- What is required: Only lines with the string "dziś" matter here; gather them from the material below.

─── Exercise materials

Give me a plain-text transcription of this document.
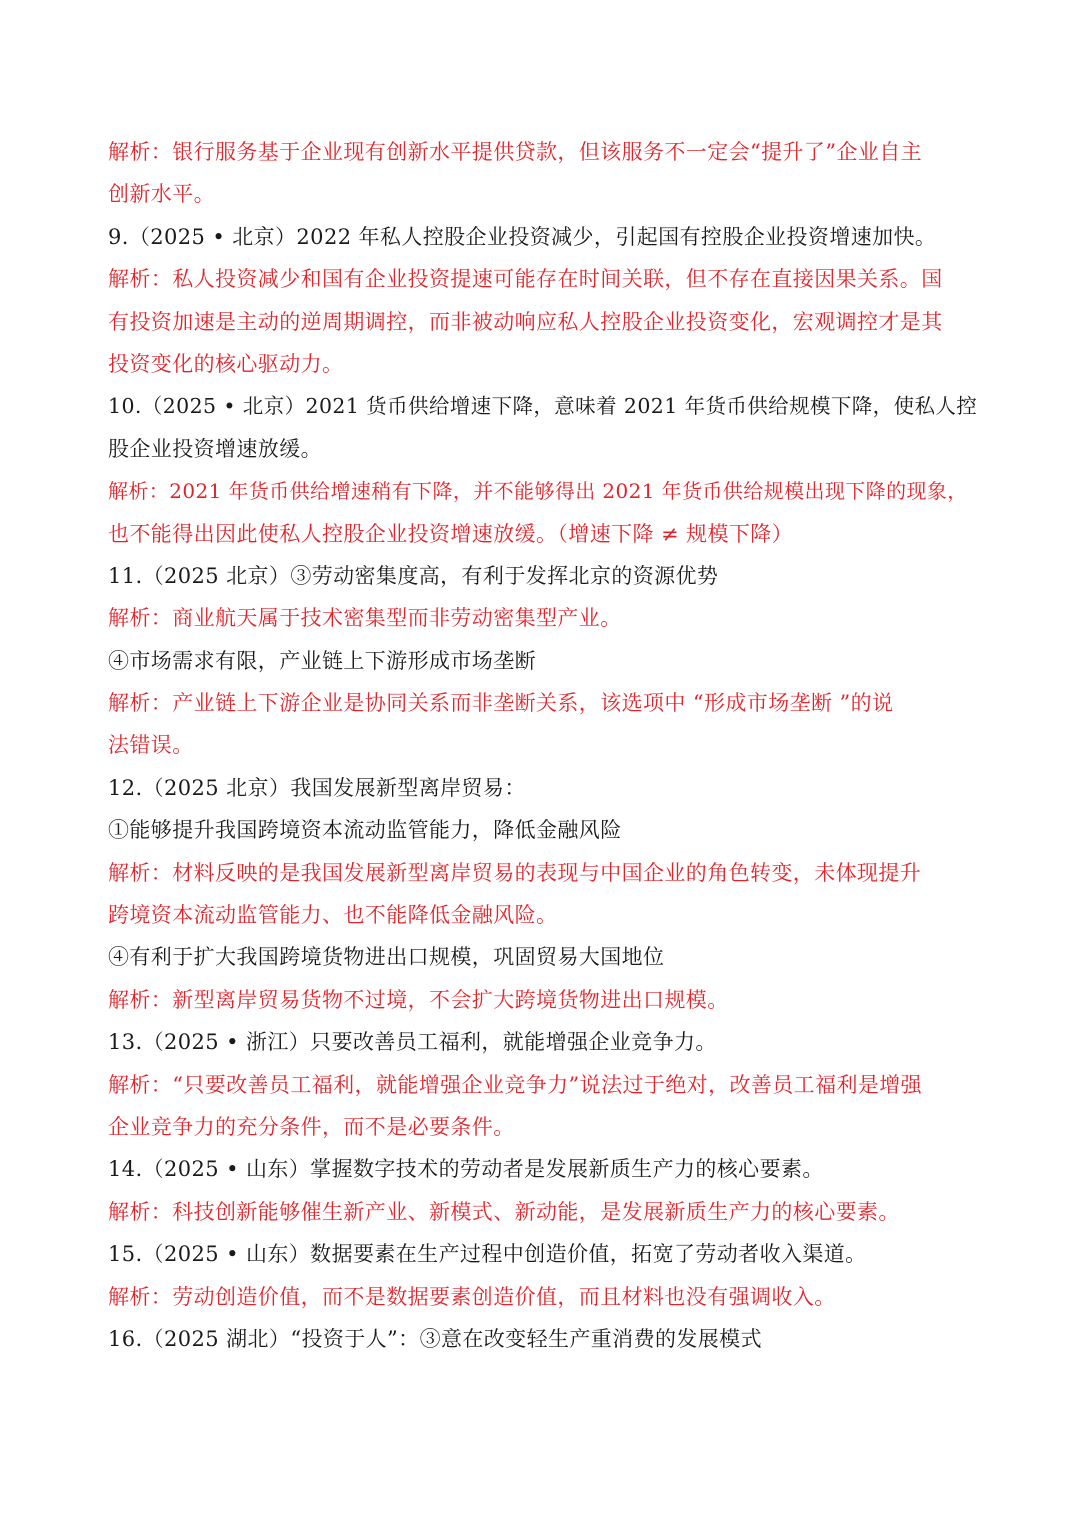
解析：银行服务基于企业现有创新水平提供贷款，但该服务不一定会“提升了”企业自主
创新水平。
9.（2025 • 北京）2022 年私人控股企业投资减少，引起国有控股企业投资增速加快。
解析：私人投资减少和国有企业投资提速可能存在时间关联，但不存在直接因果关系。国
有投资加速是主动的逆周期调控，而非被动响应私人控股企业投资变化，宏观调控才是其
投资变化的核心驱动力。
10.（2025 • 北京）2021 货币供给增速下降，意味着 2021 年货币供给规模下降，使私人控
股企业投资增速放缓。
解析：2021 年货币供给增速稍有下降，并不能够得出 2021 年货币供给规模出现下降的现象，
也不能得出因此使私人控股企业投资增速放缓。（增速下降 ≠ 规模下降）
11.（2025 北京）③劳动密集度高，有利于发挥北京的资源优势
解析：商业航天属于技术密集型而非劳动密集型产业。
④市场需求有限，产业链上下游形成市场垄断
解析：产业链上下游企业是协同关系而非垄断关系，该选项中 “形成市场垄断 ”的说
法错误。
12.（2025 北京）我国发展新型离岸贸易：
①能够提升我国跨境资本流动监管能力，降低金融风险
解析：材料反映的是我国发展新型离岸贸易的表现与中国企业的角色转变，未体现提升
跨境资本流动监管能力、也不能降低金融风险。
④有利于扩大我国跨境货物进出口规模，巩固贸易大国地位
解析：新型离岸贸易货物不过境，不会扩大跨境货物进出口规模。
13.（2025 • 浙江）只要改善员工福利，就能增强企业竞争力。
解析：“只要改善员工福利，就能增强企业竞争力”说法过于绝对，改善员工福利是增强
企业竞争力的充分条件，而不是必要条件。
14.（2025 • 山东）掌握数字技术的劳动者是发展新质生产力的核心要素。
解析：科技创新能够催生新产业、新模式、新动能，是发展新质生产力的核心要素。
15.（2025 • 山东）数据要素在生产过程中创造价值，拓宽了劳动者收入渠道。
解析：劳动创造价值，而不是数据要素创造价值，而且材料也没有强调收入。
16.（2025 湖北）“投资于人”：③意在改变轻生产重消费的发展模式
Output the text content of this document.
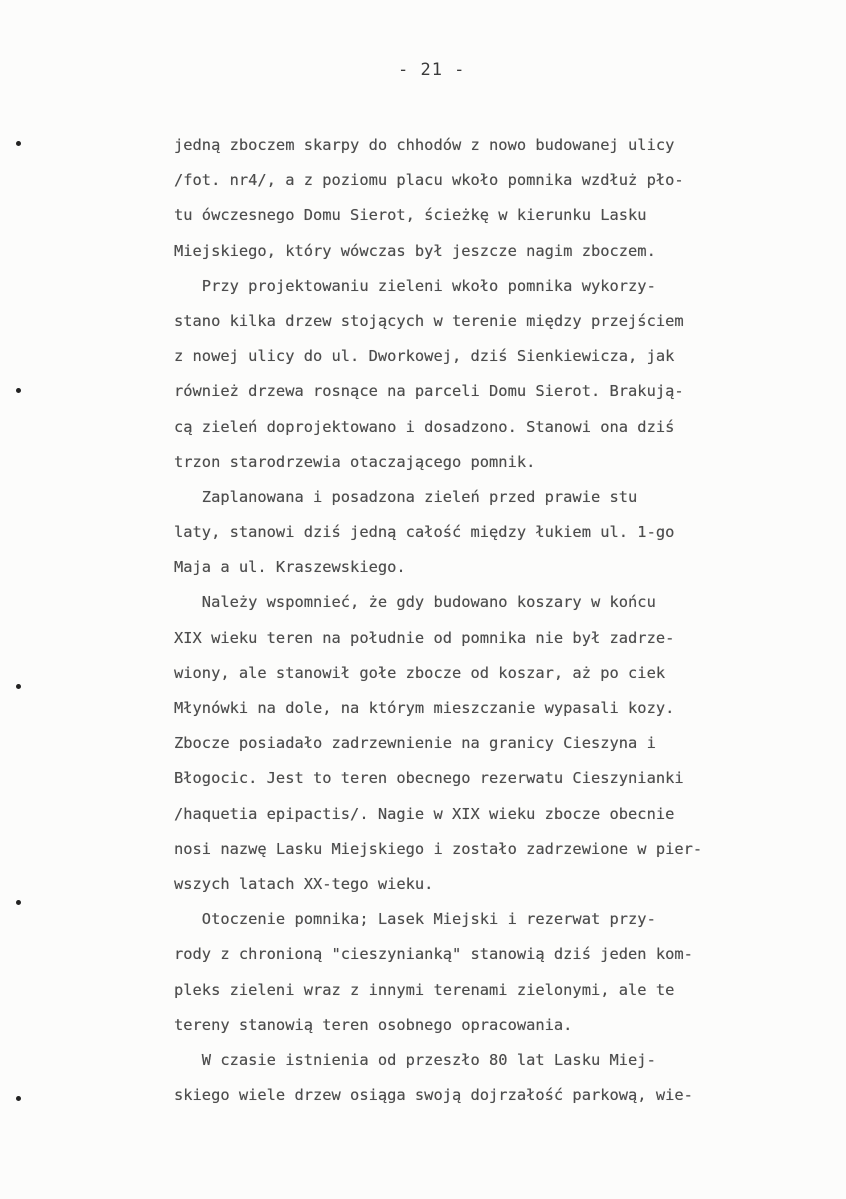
- 21 -
jedną zboczem skarpy do chhodów z nowo budowanej ulicy
/fot. nr4/, a z poziomu placu wkoło pomnika wzdłuż pło-
tu ówczesnego Domu Sierot, ścieżkę w kierunku Lasku
Miejskiego, który wówczas był jeszcze nagim zboczem.
Przy projektowaniu zieleni wkoło pomnika wykorzy-
stano kilka drzew stojących w terenie między przejściem
z nowej ulicy do ul. Dworkowej, dziś Sienkiewicza, jak
również drzewa rosnące na parceli Domu Sierot. Brakują-
cą zieleń doprojektowano i dosadzono. Stanowi ona dziś
trzon starodrzewia otaczającego pomnik.
Zaplanowana i posadzona zieleń przed prawie stu
laty, stanowi dziś jedną całość między łukiem ul. 1-go
Maja a ul. Kraszewskiego.
Należy wspomnieć, że gdy budowano koszary w końcu
XIX wieku teren na południe od pomnika nie był zadrze-
wiony, ale stanowił gołe zbocze od koszar, aż po ciek
Młynówki na dole, na którym mieszczanie wypasali kozy.
Zbocze posiadało zadrzewnienie na granicy Cieszyna i
Błogocic. Jest to teren obecnego rezerwatu Cieszynianki
/haquetia epipactis/. Nagie w XIX wieku zbocze obecnie
nosi nazwę Lasku Miejskiego i zostało zadrzewione w pier-
wszych latach XX-tego wieku.
Otoczenie pomnika; Lasek Miejski i rezerwat przy-
rody z chronioną "cieszynianką" stanowią dziś jeden kom-
pleks zieleni wraz z innymi terenami zielonymi, ale te
tereny stanowią teren osobnego opracowania.
W czasie istnienia od przeszło 80 lat Lasku Miej-
skiego wiele drzew osiąga swoją dojrzałość parkową, wie-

──────

- Answer for the task:
z nowej ulicy do ul. Dworkowej, dziś Sienkiewicza, jak
cą zieleń doprojektowano i dosadzono. Stanowi ona dziś
laty, stanowi dziś jedną całość między łukiem ul. 1-go
rody z chronioną "cieszynianką" stanowią dziś jeden kom-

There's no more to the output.